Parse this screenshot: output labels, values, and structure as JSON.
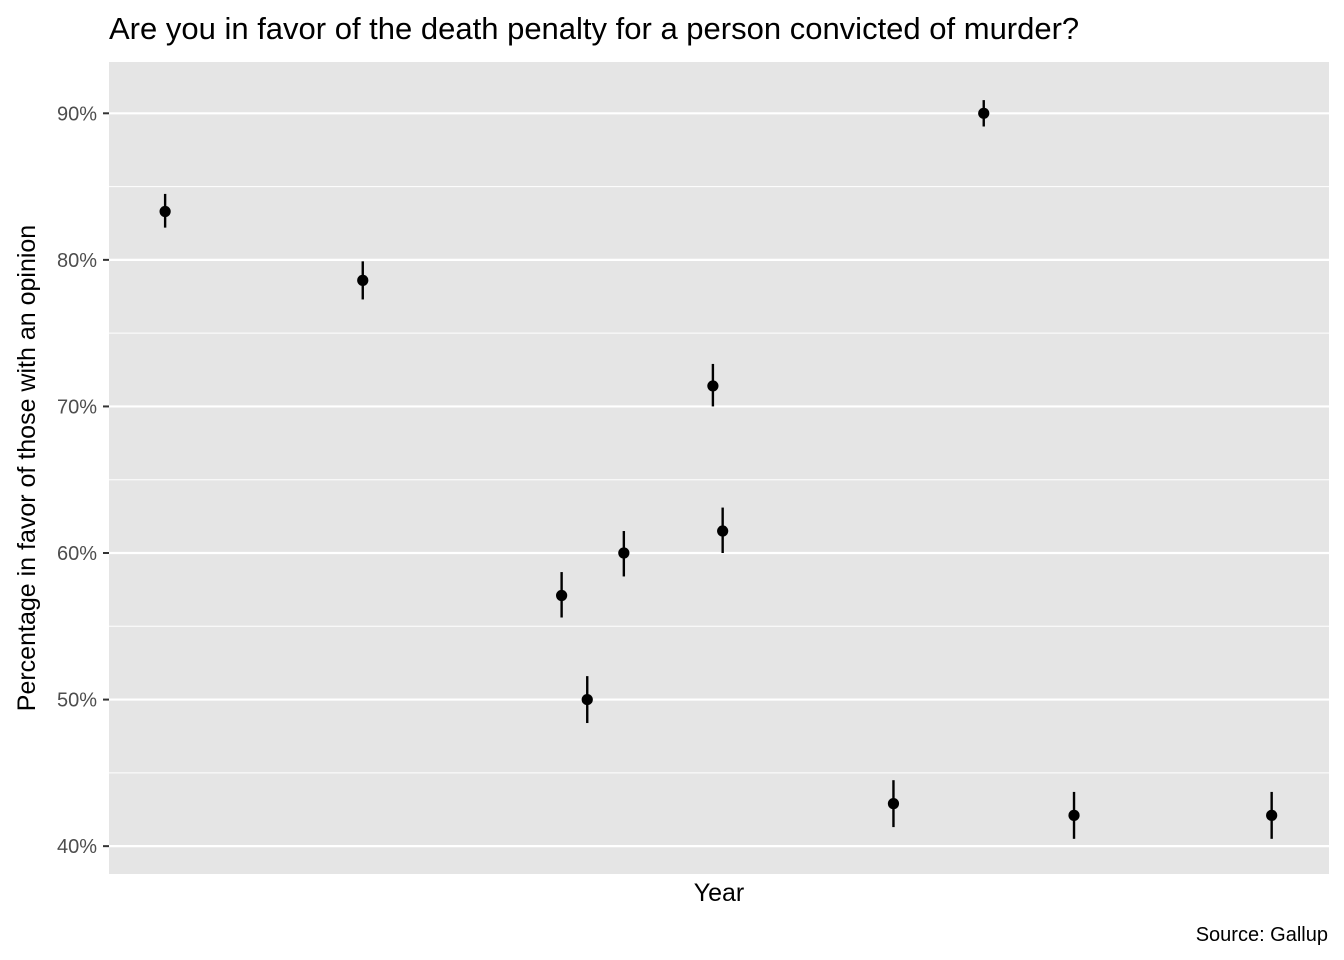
{
  "chart_data": {
    "type": "scatter",
    "title": "Are you in favor of the death penalty for a person convicted of murder?",
    "xlabel": "Year",
    "ylabel": "Percentage in favor of those with an opinion",
    "caption": "Source: Gallup",
    "y_ticks": [
      "40%",
      "50%",
      "60%",
      "70%",
      "80%",
      "90%"
    ],
    "y_tick_values": [
      40,
      50,
      60,
      70,
      80,
      90
    ],
    "ylim": [
      38.1,
      93.5
    ],
    "xlim": [
      0,
      1
    ],
    "x_tick_labels": [],
    "grid": true,
    "panel_background": "#e5e5e5",
    "grid_color": "#ffffff",
    "point_color": "#000000",
    "error_bars": true,
    "series": [
      {
        "points": [
          {
            "x": 0.046,
            "y": 83.3,
            "lower": 82.2,
            "upper": 84.5
          },
          {
            "x": 0.208,
            "y": 78.6,
            "lower": 77.3,
            "upper": 79.9
          },
          {
            "x": 0.371,
            "y": 57.1,
            "lower": 55.6,
            "upper": 58.7
          },
          {
            "x": 0.392,
            "y": 50.0,
            "lower": 48.4,
            "upper": 51.6
          },
          {
            "x": 0.422,
            "y": 60.0,
            "lower": 58.4,
            "upper": 61.5
          },
          {
            "x": 0.495,
            "y": 71.4,
            "lower": 70.0,
            "upper": 72.9
          },
          {
            "x": 0.503,
            "y": 61.5,
            "lower": 60.0,
            "upper": 63.1
          },
          {
            "x": 0.643,
            "y": 42.9,
            "lower": 41.3,
            "upper": 44.5
          },
          {
            "x": 0.717,
            "y": 90.0,
            "lower": 89.1,
            "upper": 90.9
          },
          {
            "x": 0.791,
            "y": 42.1,
            "lower": 40.5,
            "upper": 43.7
          },
          {
            "x": 0.953,
            "y": 42.1,
            "lower": 40.5,
            "upper": 43.7
          }
        ]
      }
    ]
  }
}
════════════════
Copy out every line in the listing where the word "favor" appears.

    "title": "Are you in favor of the death penalty for a person convicted of murder?",
    "ylabel": "Percentage in favor of those with an opinion",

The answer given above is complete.